Reproduce all of the data that follows, character for character.

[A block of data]
____________________

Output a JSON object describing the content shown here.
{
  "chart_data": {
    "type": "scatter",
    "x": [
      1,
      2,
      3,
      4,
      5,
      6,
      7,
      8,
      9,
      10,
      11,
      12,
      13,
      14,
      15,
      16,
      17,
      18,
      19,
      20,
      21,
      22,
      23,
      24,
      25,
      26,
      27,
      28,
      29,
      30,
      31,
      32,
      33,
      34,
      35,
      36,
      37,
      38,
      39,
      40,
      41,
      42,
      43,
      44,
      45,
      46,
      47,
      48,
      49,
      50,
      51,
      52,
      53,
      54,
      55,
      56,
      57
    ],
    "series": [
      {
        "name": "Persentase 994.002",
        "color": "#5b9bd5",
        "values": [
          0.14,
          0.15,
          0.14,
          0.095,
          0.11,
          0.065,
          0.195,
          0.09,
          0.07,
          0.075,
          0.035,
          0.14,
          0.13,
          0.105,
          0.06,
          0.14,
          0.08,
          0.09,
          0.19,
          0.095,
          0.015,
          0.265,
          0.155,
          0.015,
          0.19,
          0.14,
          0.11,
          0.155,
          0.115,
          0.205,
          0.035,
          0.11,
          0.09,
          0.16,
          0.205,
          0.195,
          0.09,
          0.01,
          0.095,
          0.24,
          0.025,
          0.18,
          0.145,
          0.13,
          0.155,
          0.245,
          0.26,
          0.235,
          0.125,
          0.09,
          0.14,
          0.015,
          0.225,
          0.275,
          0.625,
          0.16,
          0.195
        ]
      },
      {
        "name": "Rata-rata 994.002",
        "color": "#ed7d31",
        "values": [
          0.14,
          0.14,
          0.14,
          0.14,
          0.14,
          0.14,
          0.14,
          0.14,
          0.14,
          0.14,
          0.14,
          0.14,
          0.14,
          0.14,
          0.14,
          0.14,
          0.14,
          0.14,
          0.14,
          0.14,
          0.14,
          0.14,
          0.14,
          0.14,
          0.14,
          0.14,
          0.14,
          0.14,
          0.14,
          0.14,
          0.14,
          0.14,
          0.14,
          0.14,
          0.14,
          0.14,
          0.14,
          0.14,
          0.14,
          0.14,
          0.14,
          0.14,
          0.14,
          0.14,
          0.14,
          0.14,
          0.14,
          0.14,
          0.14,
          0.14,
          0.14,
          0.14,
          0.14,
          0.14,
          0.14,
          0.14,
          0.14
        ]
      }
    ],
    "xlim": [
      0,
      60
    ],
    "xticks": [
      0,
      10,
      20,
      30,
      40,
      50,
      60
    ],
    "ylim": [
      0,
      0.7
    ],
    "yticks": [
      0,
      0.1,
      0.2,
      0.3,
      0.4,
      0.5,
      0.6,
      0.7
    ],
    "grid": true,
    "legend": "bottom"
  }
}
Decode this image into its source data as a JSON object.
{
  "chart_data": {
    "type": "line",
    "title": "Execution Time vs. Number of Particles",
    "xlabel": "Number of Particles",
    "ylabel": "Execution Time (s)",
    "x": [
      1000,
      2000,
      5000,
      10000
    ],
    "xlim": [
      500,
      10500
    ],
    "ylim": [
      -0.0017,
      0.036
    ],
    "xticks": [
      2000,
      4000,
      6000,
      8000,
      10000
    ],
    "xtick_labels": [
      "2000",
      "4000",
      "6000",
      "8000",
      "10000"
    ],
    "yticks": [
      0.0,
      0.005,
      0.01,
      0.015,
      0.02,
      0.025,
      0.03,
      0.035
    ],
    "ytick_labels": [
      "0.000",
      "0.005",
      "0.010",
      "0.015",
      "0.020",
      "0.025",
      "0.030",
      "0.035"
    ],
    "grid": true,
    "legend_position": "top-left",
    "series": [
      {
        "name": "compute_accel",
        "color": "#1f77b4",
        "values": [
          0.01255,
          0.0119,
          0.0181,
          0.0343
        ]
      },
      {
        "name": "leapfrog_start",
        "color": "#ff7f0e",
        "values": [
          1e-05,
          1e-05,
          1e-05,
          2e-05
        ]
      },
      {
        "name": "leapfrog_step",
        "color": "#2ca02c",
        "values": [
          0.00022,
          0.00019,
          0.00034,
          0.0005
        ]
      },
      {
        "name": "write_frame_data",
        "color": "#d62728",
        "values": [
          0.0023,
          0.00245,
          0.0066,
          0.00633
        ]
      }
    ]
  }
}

____________________

WRITTEN REPLY
Output a JSON object describing the content shown here.
{
  "chart_data": {
    "type": "scatter",
    "x": [
      1,
      2,
      3,
      4,
      5,
      6,
      7,
      8,
      9,
      10,
      11,
      12,
      13,
      14,
      15,
      16,
      17,
      18,
      19,
      20,
      21,
      22,
      23,
      24,
      25,
      26,
      27,
      28,
      29,
      30,
      31,
      32,
      33,
      34,
      35,
      36,
      37,
      38,
      39,
      40,
      41,
      42,
      43,
      44,
      45,
      46,
      47,
      48,
      49,
      50,
      51,
      52,
      53,
      54,
      55,
      56,
      57
    ],
    "series": [
      {
        "name": "Persentase 994.002",
        "color": "#5b9bd5",
        "values": [
          0.14,
          0.15,
          0.14,
          0.095,
          0.11,
          0.065,
          0.195,
          0.09,
          0.07,
          0.075,
          0.035,
          0.14,
          0.13,
          0.105,
          0.06,
          0.14,
          0.08,
          0.09,
          0.19,
          0.095,
          0.015,
          0.265,
          0.155,
          0.015,
          0.19,
          0.14,
          0.11,
          0.155,
          0.115,
          0.205,
          0.035,
          0.11,
          0.09,
          0.16,
          0.205,
          0.195,
          0.09,
          0.01,
          0.095,
          0.24,
          0.025,
          0.18,
          0.145,
          0.13,
          0.155,
          0.245,
          0.26,
          0.235,
          0.125,
          0.09,
          0.14,
          0.015,
          0.225,
          0.275,
          0.625,
          0.16,
          0.195
        ]
      },
      {
        "name": "Rata-rata 994.002",
        "color": "#ed7d31",
        "values": [
          0.14,
          0.14,
          0.14,
          0.14,
          0.14,
          0.14,
          0.14,
          0.14,
          0.14,
          0.14,
          0.14,
          0.14,
          0.14,
          0.14,
          0.14,
          0.14,
          0.14,
          0.14,
          0.14,
          0.14,
          0.14,
          0.14,
          0.14,
          0.14,
          0.14,
          0.14,
          0.14,
          0.14,
          0.14,
          0.14,
          0.14,
          0.14,
          0.14,
          0.14,
          0.14,
          0.14,
          0.14,
          0.14,
          0.14,
          0.14,
          0.14,
          0.14,
          0.14,
          0.14,
          0.14,
          0.14,
          0.14,
          0.14,
          0.14,
          0.14,
          0.14,
          0.14,
          0.14,
          0.14,
          0.14,
          0.14,
          0.14
        ]
      }
    ],
    "xlim": [
      0,
      60
    ],
    "xticks": [
      0,
      10,
      20,
      30,
      40,
      50,
      60
    ],
    "ylim": [
      0,
      0.7
    ],
    "yticks": [
      0,
      0.1,
      0.2,
      0.3,
      0.4,
      0.5,
      0.6,
      0.7
    ],
    "grid": true,
    "legend": "bottom"
  }
}
Decode this image into its source data as a JSON object.
{
  "chart_data": {
    "type": "line",
    "title": "Execution Time vs. Number of Particles",
    "xlabel": "Number of Particles",
    "ylabel": "Execution Time (s)",
    "x": [
      1000,
      2000,
      5000,
      10000
    ],
    "xlim": [
      500,
      10500
    ],
    "ylim": [
      -0.0017,
      0.036
    ],
    "xticks": [
      2000,
      4000,
      6000,
      8000,
      10000
    ],
    "xtick_labels": [
      "2000",
      "4000",
      "6000",
      "8000",
      "10000"
    ],
    "yticks": [
      0.0,
      0.005,
      0.01,
      0.015,
      0.02,
      0.025,
      0.03,
      0.035
    ],
    "ytick_labels": [
      "0.000",
      "0.005",
      "0.010",
      "0.015",
      "0.020",
      "0.025",
      "0.030",
      "0.035"
    ],
    "grid": true,
    "legend_position": "top-left",
    "series": [
      {
        "name": "compute_accel",
        "color": "#1f77b4",
        "values": [
          0.01255,
          0.0119,
          0.0181,
          0.0343
        ]
      },
      {
        "name": "leapfrog_start",
        "color": "#ff7f0e",
        "values": [
          1e-05,
          1e-05,
          1e-05,
          2e-05
        ]
      },
      {
        "name": "leapfrog_step",
        "color": "#2ca02c",
        "values": [
          0.00022,
          0.00019,
          0.00034,
          0.0005
        ]
      },
      {
        "name": "write_frame_data",
        "color": "#d62728",
        "values": [
          0.0023,
          0.00245,
          0.0066,
          0.00633
        ]
      }
    ]
  }
}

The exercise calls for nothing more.